Tally up the lines below that include the word "Total". Answer with the number alone.

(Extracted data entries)
________________________________________

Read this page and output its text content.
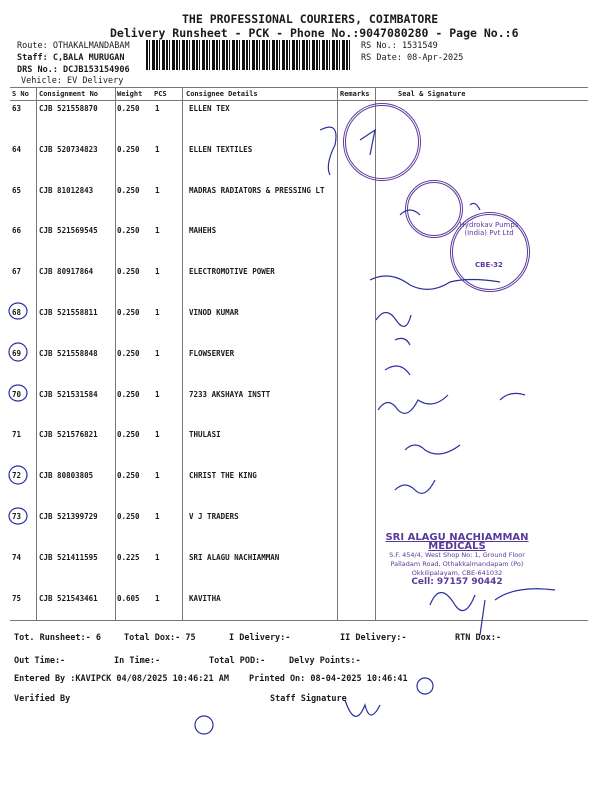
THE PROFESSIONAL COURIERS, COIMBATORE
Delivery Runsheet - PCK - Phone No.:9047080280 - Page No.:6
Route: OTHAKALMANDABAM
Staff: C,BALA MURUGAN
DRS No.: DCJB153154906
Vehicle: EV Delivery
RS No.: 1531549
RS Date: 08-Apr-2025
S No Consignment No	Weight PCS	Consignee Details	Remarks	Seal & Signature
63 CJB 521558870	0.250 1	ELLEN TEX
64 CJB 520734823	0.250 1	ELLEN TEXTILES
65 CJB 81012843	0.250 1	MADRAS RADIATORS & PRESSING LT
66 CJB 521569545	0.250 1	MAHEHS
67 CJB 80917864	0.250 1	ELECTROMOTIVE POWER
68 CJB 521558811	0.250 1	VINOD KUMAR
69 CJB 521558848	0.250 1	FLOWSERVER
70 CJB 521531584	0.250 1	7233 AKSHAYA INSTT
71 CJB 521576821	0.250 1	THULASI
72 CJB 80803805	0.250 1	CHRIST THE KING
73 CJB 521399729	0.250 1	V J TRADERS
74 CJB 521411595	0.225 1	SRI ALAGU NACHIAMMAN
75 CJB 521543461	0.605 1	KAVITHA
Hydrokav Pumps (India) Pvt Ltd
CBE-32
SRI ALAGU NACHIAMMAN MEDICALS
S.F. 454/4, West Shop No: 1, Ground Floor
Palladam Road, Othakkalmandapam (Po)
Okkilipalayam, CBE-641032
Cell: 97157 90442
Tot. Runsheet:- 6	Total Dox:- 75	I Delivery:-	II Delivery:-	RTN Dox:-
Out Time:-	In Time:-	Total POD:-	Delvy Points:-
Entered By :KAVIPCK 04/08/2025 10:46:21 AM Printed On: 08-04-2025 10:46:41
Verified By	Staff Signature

________________________________________

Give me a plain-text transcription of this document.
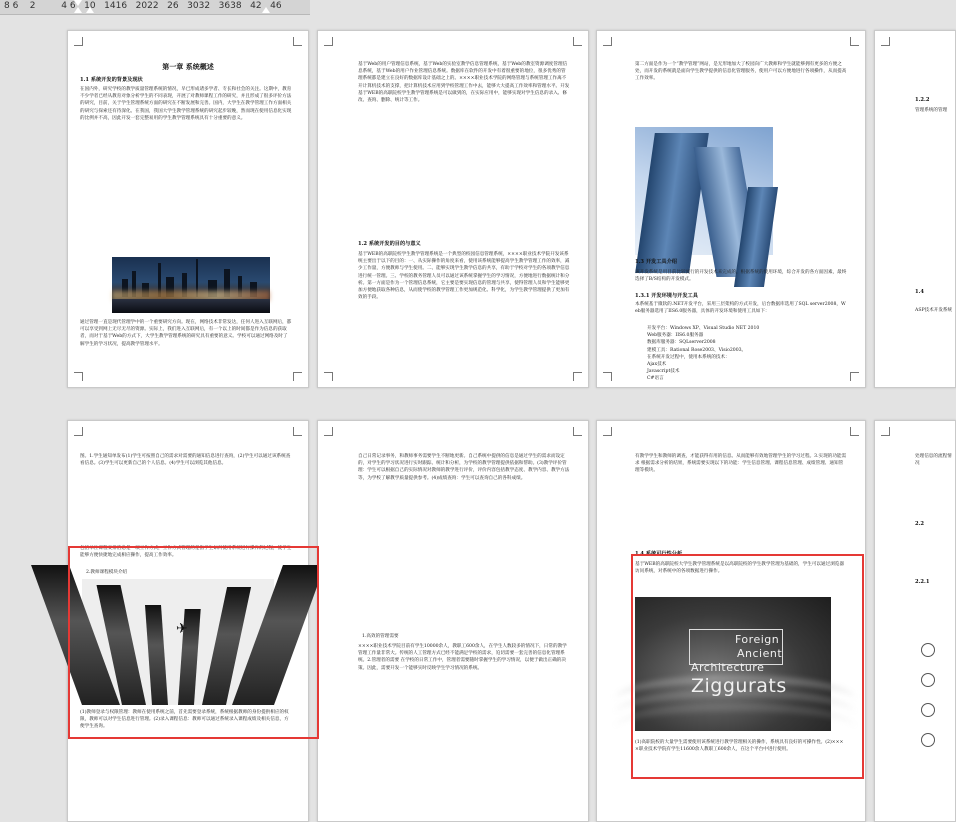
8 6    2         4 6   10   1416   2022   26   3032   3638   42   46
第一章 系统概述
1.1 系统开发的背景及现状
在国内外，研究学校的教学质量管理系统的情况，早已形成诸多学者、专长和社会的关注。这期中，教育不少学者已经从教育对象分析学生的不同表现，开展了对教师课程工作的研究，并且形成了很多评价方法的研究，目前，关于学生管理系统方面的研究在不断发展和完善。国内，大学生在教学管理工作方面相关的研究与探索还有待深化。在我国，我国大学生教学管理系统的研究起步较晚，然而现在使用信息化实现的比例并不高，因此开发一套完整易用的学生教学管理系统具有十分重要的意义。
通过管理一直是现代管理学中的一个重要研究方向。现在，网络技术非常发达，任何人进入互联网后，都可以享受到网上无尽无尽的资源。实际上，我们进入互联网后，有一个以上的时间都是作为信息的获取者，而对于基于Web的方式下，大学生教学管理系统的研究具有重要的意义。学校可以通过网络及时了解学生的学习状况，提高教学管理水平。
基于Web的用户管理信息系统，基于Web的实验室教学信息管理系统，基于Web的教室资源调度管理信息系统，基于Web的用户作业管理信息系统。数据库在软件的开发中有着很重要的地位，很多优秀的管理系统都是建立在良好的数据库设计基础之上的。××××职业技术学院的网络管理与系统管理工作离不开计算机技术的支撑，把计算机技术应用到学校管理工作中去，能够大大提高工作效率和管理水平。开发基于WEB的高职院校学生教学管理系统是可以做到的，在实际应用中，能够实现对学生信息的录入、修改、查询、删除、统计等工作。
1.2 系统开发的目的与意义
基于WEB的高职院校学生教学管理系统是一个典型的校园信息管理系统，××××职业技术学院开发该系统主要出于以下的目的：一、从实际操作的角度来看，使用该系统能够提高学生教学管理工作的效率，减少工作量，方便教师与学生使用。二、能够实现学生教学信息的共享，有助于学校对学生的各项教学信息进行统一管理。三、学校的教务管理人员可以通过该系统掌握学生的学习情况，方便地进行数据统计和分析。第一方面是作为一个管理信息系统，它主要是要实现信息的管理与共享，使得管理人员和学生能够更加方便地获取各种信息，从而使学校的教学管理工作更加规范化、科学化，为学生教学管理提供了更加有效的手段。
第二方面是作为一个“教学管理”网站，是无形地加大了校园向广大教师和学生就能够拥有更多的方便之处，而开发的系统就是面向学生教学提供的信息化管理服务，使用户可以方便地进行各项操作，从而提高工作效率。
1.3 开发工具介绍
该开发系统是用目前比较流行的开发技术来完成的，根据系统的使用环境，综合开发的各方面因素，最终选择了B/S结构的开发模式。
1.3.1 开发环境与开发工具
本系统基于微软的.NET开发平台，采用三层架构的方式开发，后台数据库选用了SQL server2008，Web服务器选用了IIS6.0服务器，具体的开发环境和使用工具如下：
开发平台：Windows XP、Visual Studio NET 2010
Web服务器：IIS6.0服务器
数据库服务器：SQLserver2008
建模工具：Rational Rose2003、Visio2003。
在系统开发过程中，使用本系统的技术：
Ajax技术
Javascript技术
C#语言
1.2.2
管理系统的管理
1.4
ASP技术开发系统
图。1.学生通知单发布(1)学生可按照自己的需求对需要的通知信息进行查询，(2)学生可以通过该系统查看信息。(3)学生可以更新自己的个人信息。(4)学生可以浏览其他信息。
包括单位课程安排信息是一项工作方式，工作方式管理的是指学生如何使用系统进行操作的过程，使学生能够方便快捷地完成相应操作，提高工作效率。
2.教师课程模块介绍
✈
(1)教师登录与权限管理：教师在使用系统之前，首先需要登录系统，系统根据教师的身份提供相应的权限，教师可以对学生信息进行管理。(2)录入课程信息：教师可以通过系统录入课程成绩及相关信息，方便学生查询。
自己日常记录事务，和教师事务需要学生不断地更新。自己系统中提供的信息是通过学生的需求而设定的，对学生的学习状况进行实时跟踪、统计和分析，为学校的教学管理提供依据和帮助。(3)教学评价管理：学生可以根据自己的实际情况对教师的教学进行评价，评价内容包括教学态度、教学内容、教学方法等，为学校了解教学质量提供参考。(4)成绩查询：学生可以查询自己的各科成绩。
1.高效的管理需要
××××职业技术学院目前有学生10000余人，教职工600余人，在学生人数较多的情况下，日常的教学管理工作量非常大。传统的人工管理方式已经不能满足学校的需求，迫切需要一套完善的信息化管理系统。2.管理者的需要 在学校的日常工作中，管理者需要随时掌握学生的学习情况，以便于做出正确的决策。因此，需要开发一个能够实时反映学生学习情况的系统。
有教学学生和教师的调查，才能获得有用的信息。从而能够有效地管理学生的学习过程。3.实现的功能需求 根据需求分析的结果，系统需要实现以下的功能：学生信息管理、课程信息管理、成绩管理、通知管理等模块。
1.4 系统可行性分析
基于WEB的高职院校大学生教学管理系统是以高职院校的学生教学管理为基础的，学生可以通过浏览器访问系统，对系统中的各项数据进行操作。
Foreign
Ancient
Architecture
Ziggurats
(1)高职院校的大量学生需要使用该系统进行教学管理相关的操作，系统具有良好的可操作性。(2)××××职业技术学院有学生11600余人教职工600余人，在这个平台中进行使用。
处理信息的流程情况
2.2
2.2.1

________________________________________

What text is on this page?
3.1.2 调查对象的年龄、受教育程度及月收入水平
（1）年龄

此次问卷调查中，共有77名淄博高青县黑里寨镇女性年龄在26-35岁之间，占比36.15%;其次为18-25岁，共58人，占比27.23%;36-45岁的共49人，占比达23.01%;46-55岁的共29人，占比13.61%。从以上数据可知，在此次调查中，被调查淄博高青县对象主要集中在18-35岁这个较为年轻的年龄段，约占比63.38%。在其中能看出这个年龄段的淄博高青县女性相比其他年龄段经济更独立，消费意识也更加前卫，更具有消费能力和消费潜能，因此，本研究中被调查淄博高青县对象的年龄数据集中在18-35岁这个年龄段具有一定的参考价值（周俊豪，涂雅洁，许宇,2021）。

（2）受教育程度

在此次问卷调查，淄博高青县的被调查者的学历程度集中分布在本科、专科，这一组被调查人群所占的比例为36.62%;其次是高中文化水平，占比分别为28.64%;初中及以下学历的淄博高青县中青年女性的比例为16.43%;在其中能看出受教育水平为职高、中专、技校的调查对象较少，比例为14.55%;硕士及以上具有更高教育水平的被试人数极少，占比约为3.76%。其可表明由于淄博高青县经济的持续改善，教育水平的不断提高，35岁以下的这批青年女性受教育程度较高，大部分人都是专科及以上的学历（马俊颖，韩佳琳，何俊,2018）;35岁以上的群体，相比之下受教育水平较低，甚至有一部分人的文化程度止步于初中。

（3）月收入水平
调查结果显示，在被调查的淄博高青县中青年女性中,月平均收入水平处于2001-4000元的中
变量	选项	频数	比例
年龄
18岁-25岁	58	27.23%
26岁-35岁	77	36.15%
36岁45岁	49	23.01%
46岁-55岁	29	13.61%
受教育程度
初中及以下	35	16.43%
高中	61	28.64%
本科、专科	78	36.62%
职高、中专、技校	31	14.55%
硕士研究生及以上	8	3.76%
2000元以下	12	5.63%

________________________________________

Solution to the exercise → 2